##### Records for this task

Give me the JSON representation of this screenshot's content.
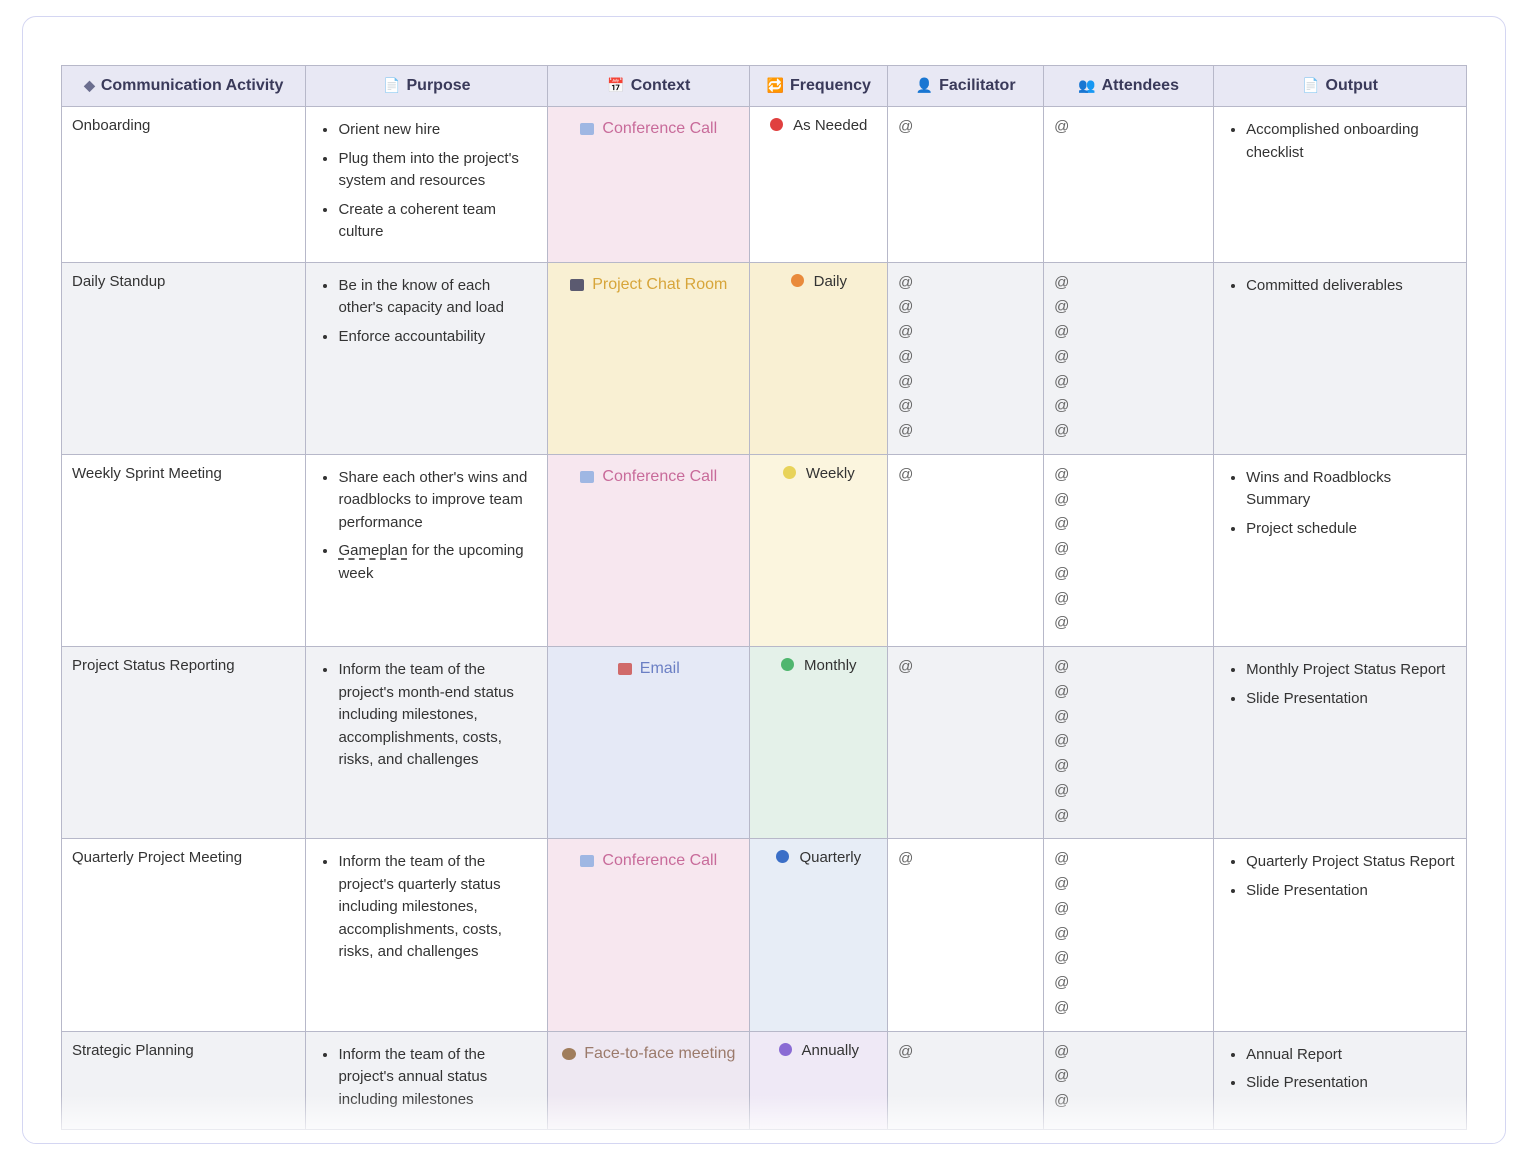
{
  "mention_glyph": "@",
  "columns": [
    {
      "icon": "◆",
      "label": "Communication Activity",
      "name": "col-activity"
    },
    {
      "icon": "📄",
      "label": "Purpose",
      "name": "col-purpose"
    },
    {
      "icon": "📅",
      "label": "Context",
      "name": "col-context"
    },
    {
      "icon": "🔁",
      "label": "Frequency",
      "name": "col-frequency"
    },
    {
      "icon": "👤",
      "label": "Facilitator",
      "name": "col-facilitator"
    },
    {
      "icon": "👥",
      "label": "Attendees",
      "name": "col-attendees"
    },
    {
      "icon": "📄",
      "label": "Output",
      "name": "col-output"
    }
  ],
  "context_types": {
    "conf": {
      "label": "Conference Call"
    },
    "chat": {
      "label": "Project Chat Room"
    },
    "email": {
      "label": "Email"
    },
    "f2f": {
      "label": "Face-to-face meeting"
    }
  },
  "frequency_types": {
    "asneeded": {
      "label": "As Needed"
    },
    "daily": {
      "label": "Daily"
    },
    "weekly": {
      "label": "Weekly"
    },
    "monthly": {
      "label": "Monthly"
    },
    "quarterly": {
      "label": "Quarterly"
    },
    "annually": {
      "label": "Annually"
    }
  },
  "rows": [
    {
      "activity": "Onboarding",
      "purpose": [
        "Orient new hire",
        "Plug them into the project's system and resources",
        "Create a coherent team culture"
      ],
      "context": "conf",
      "frequency": "asneeded",
      "facilitator_count": 1,
      "attendee_count": 1,
      "output": [
        "Accomplished onboarding checklist"
      ]
    },
    {
      "activity": "Daily Standup",
      "purpose": [
        "Be in the know of each other's capacity and load",
        "Enforce accountability"
      ],
      "context": "chat",
      "frequency": "daily",
      "facilitator_count": 7,
      "attendee_count": 7,
      "output": [
        "Committed deliverables"
      ]
    },
    {
      "activity": "Weekly Sprint Meeting",
      "purpose": [
        "Share each other's wins and roadblocks to improve team performance",
        {
          "underline": "Gameplan",
          "rest": " for the upcoming week"
        }
      ],
      "context": "conf",
      "frequency": "weekly",
      "facilitator_count": 1,
      "attendee_count": 7,
      "output": [
        "Wins and Roadblocks Summary",
        "Project schedule"
      ]
    },
    {
      "activity": "Project Status Reporting",
      "purpose": [
        "Inform the team of the project's month-end status including milestones, accomplishments, costs, risks, and challenges"
      ],
      "context": "email",
      "frequency": "monthly",
      "facilitator_count": 1,
      "attendee_count": 7,
      "output": [
        "Monthly Project Status Report",
        "Slide Presentation"
      ]
    },
    {
      "activity": "Quarterly Project Meeting",
      "purpose": [
        "Inform the team of the project's quarterly status including milestones, accomplishments, costs, risks, and challenges"
      ],
      "context": "conf",
      "frequency": "quarterly",
      "facilitator_count": 1,
      "attendee_count": 7,
      "output": [
        "Quarterly Project Status Report",
        "Slide Presentation"
      ]
    },
    {
      "activity": "Strategic Planning",
      "purpose": [
        "Inform the team of the project's annual status including milestones"
      ],
      "context": "f2f",
      "frequency": "annually",
      "facilitator_count": 1,
      "attendee_count": 3,
      "output": [
        "Annual Report",
        "Slide Presentation"
      ]
    }
  ]
}
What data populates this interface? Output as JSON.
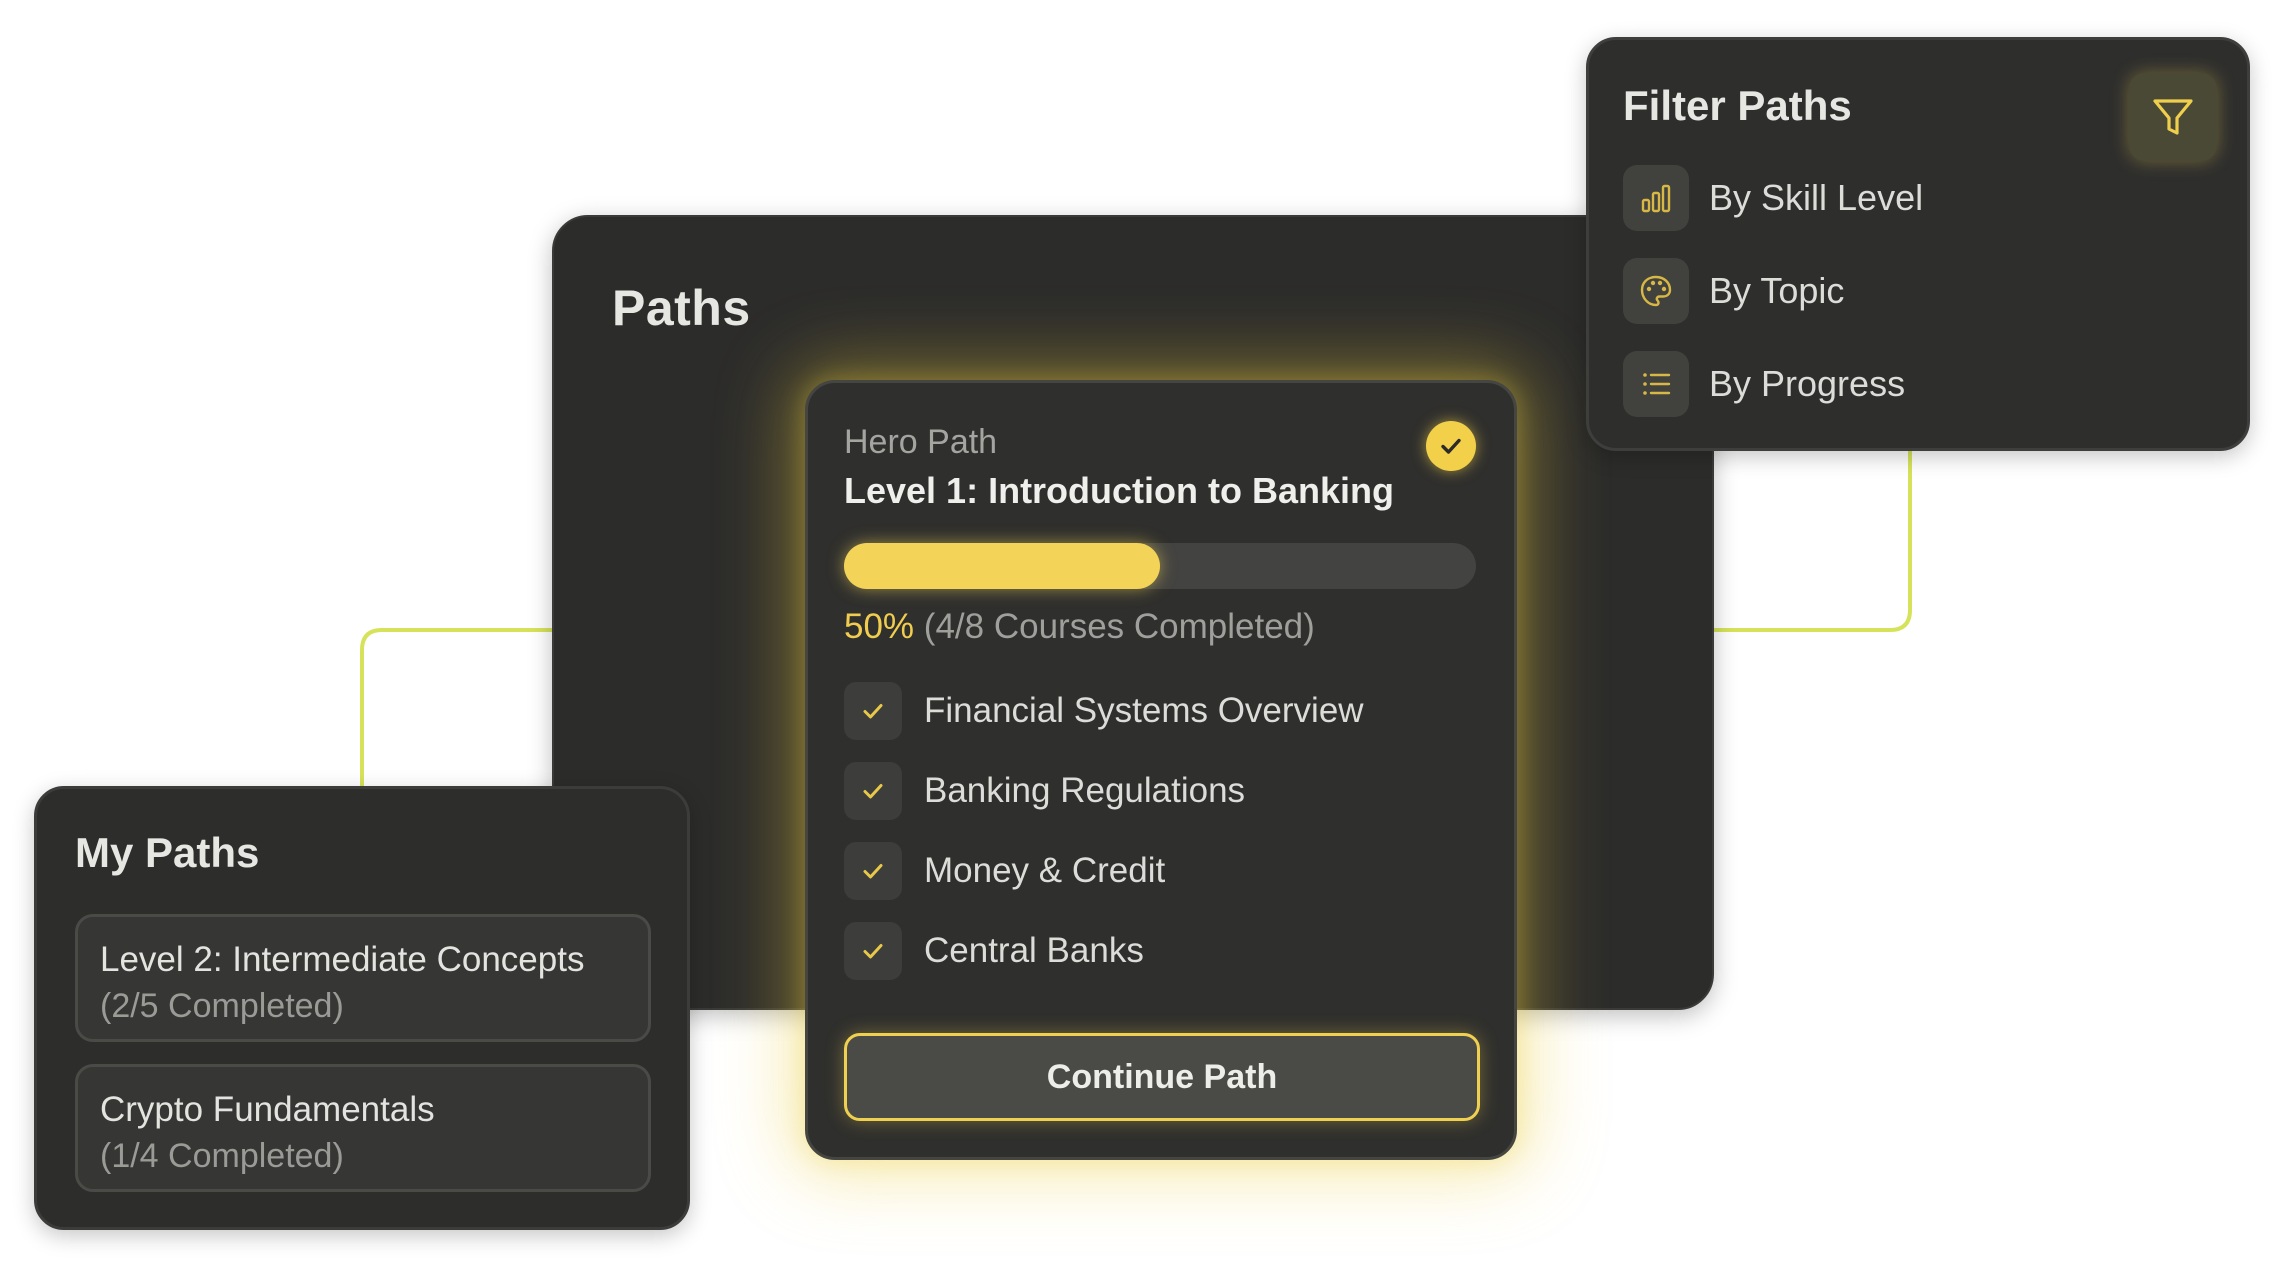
{
  "colors": {
    "accent": "#f3d04a",
    "panel_bg": "#2c2c2b",
    "connector": "#d6e35a"
  },
  "main": {
    "title": "Paths"
  },
  "hero": {
    "eyebrow": "Hero Path",
    "title": "Level 1: Introduction to Banking",
    "status_icon": "check-circle-icon",
    "progress_fraction": 0.5,
    "progress_percent": "50%",
    "progress_detail": "(4/8 Courses Completed)",
    "courses": [
      {
        "label": "Financial Systems Overview",
        "completed": true
      },
      {
        "label": "Banking Regulations",
        "completed": true
      },
      {
        "label": "Money & Credit",
        "completed": true
      },
      {
        "label": "Central Banks",
        "completed": true
      }
    ],
    "continue_label": "Continue Path"
  },
  "filter": {
    "title": "Filter Paths",
    "button_icon": "funnel-icon",
    "items": [
      {
        "label": "By Skill Level",
        "icon": "bar-chart-icon"
      },
      {
        "label": "By Topic",
        "icon": "palette-icon"
      },
      {
        "label": "By Progress",
        "icon": "list-icon"
      }
    ]
  },
  "my_paths": {
    "title": "My Paths",
    "items": [
      {
        "name": "Level 2: Intermediate Concepts",
        "status": "(2/5 Completed)"
      },
      {
        "name": "Crypto Fundamentals",
        "status": "(1/4 Completed)"
      }
    ]
  }
}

##########

*Work to be completed*
Return to the listing above and set it down exactly, leaving out its pictures.

*Exercise result*
Give me the JSON representation of this screenshot's content.
{
  "mention_glyph": "@",
  "columns": [
    {
      "icon": "◆",
      "label": "Communication Activity",
      "name": "col-activity"
    },
    {
      "icon": "📄",
      "label": "Purpose",
      "name": "col-purpose"
    },
    {
      "icon": "📅",
      "label": "Context",
      "name": "col-context"
    },
    {
      "icon": "🔁",
      "label": "Frequency",
      "name": "col-frequency"
    },
    {
      "icon": "👤",
      "label": "Facilitator",
      "name": "col-facilitator"
    },
    {
      "icon": "👥",
      "label": "Attendees",
      "name": "col-attendees"
    },
    {
      "icon": "📄",
      "label": "Output",
      "name": "col-output"
    }
  ],
  "context_types": {
    "conf": {
      "label": "Conference Call"
    },
    "chat": {
      "label": "Project Chat Room"
    },
    "email": {
      "label": "Email"
    },
    "f2f": {
      "label": "Face-to-face meeting"
    }
  },
  "frequency_types": {
    "asneeded": {
      "label": "As Needed"
    },
    "daily": {
      "label": "Daily"
    },
    "weekly": {
      "label": "Weekly"
    },
    "monthly": {
      "label": "Monthly"
    },
    "quarterly": {
      "label": "Quarterly"
    },
    "annually": {
      "label": "Annually"
    }
  },
  "rows": [
    {
      "activity": "Onboarding",
      "purpose": [
        "Orient new hire",
        "Plug them into the project's system and resources",
        "Create a coherent team culture"
      ],
      "context": "conf",
      "frequency": "asneeded",
      "facilitator_count": 1,
      "attendee_count": 1,
      "output": [
        "Accomplished onboarding checklist"
      ]
    },
    {
      "activity": "Daily Standup",
      "purpose": [
        "Be in the know of each other's capacity and load",
        "Enforce accountability"
      ],
      "context": "chat",
      "frequency": "daily",
      "facilitator_count": 7,
      "attendee_count": 7,
      "output": [
        "Committed deliverables"
      ]
    },
    {
      "activity": "Weekly Sprint Meeting",
      "purpose": [
        "Share each other's wins and roadblocks to improve team performance",
        {
          "underline": "Gameplan",
          "rest": " for the upcoming week"
        }
      ],
      "context": "conf",
      "frequency": "weekly",
      "facilitator_count": 1,
      "attendee_count": 7,
      "output": [
        "Wins and Roadblocks Summary",
        "Project schedule"
      ]
    },
    {
      "activity": "Project Status Reporting",
      "purpose": [
        "Inform the team of the project's month-end status including milestones, accomplishments, costs, risks, and challenges"
      ],
      "context": "email",
      "frequency": "monthly",
      "facilitator_count": 1,
      "attendee_count": 7,
      "output": [
        "Monthly Project Status Report",
        "Slide Presentation"
      ]
    },
    {
      "activity": "Quarterly Project Meeting",
      "purpose": [
        "Inform the team of the project's quarterly status including milestones, accomplishments, costs, risks, and challenges"
      ],
      "context": "conf",
      "frequency": "quarterly",
      "facilitator_count": 1,
      "attendee_count": 7,
      "output": [
        "Quarterly Project Status Report",
        "Slide Presentation"
      ]
    },
    {
      "activity": "Strategic Planning",
      "purpose": [
        "Inform the team of the project's annual status including milestones"
      ],
      "context": "f2f",
      "frequency": "annually",
      "facilitator_count": 1,
      "attendee_count": 3,
      "output": [
        "Annual Report",
        "Slide Presentation"
      ]
    }
  ]
}
What data populates this interface? Output as JSON.
{
  "colors": {
    "accent": "#f3d04a",
    "panel_bg": "#2c2c2b",
    "connector": "#d6e35a"
  },
  "main": {
    "title": "Paths"
  },
  "hero": {
    "eyebrow": "Hero Path",
    "title": "Level 1: Introduction to Banking",
    "status_icon": "check-circle-icon",
    "progress_fraction": 0.5,
    "progress_percent": "50%",
    "progress_detail": "(4/8 Courses Completed)",
    "courses": [
      {
        "label": "Financial Systems Overview",
        "completed": true
      },
      {
        "label": "Banking Regulations",
        "completed": true
      },
      {
        "label": "Money & Credit",
        "completed": true
      },
      {
        "label": "Central Banks",
        "completed": true
      }
    ],
    "continue_label": "Continue Path"
  },
  "filter": {
    "title": "Filter Paths",
    "button_icon": "funnel-icon",
    "items": [
      {
        "label": "By Skill Level",
        "icon": "bar-chart-icon"
      },
      {
        "label": "By Topic",
        "icon": "palette-icon"
      },
      {
        "label": "By Progress",
        "icon": "list-icon"
      }
    ]
  },
  "my_paths": {
    "title": "My Paths",
    "items": [
      {
        "name": "Level 2: Intermediate Concepts",
        "status": "(2/5 Completed)"
      },
      {
        "name": "Crypto Fundamentals",
        "status": "(1/4 Completed)"
      }
    ]
  }
}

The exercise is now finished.